**Goal**
Exactly as written, retype the listing below, omitting the pictures.

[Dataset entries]
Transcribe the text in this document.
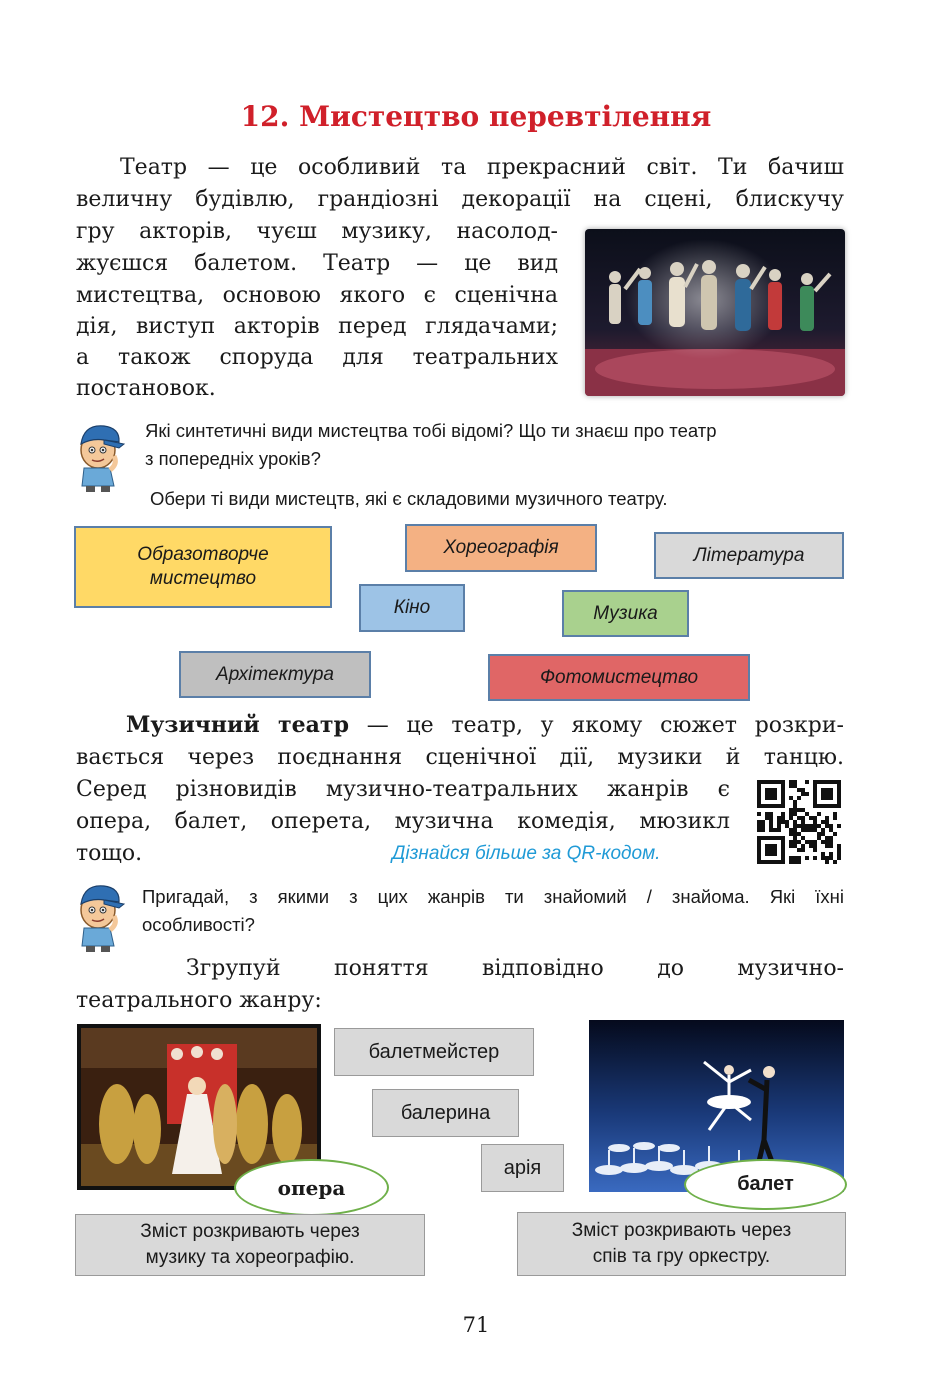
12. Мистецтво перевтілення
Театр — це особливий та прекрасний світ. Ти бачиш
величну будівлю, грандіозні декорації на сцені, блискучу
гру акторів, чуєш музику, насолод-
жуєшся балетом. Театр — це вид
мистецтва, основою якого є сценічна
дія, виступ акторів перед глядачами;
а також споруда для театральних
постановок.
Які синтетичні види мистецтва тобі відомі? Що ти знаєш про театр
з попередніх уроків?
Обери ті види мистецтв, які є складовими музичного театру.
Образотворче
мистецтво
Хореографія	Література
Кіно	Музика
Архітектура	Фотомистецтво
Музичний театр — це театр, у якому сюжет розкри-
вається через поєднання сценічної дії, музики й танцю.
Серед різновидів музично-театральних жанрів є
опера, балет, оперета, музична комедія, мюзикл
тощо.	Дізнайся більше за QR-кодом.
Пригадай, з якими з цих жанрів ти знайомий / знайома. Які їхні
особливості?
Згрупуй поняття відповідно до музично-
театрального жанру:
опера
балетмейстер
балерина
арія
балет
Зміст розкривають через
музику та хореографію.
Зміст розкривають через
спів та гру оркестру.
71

**In response**
Transcribe the text in this document.
12. Мистецтво перевтілення
Театр — це особливий та прекрасний світ. Ти бачиш
величну будівлю, грандіозні декорації на сцені, блискучу
гру акторів, чуєш музику, насолод-
жуєшся балетом. Театр — це вид
мистецтва, основою якого є сценічна
дія, виступ акторів перед глядачами;
а також споруда для театральних
постановок.
Які синтетичні види мистецтва тобі відомі? Що ти знаєш про театр
з попередніх уроків?
Обери ті види мистецтв, які є складовими музичного театру.
Образотворче
мистецтво
Хореографія	Література
Кіно	Музика
Архітектура	Фотомистецтво
Музичний театр — це театр, у якому сюжет розкри-
вається через поєднання сценічної дії, музики й танцю.
Серед різновидів музично-театральних жанрів є
опера, балет, оперета, музична комедія, мюзикл
тощо.	Дізнайся більше за QR-кодом.
Пригадай, з якими з цих жанрів ти знайомий / знайома. Які їхні
особливості?
Згрупуй поняття відповідно до музично-
театрального жанру:
опера
балетмейстер
балерина
арія
балет
Зміст розкривають через
музику та хореографію.
Зміст розкривають через
спів та гру оркестру.
71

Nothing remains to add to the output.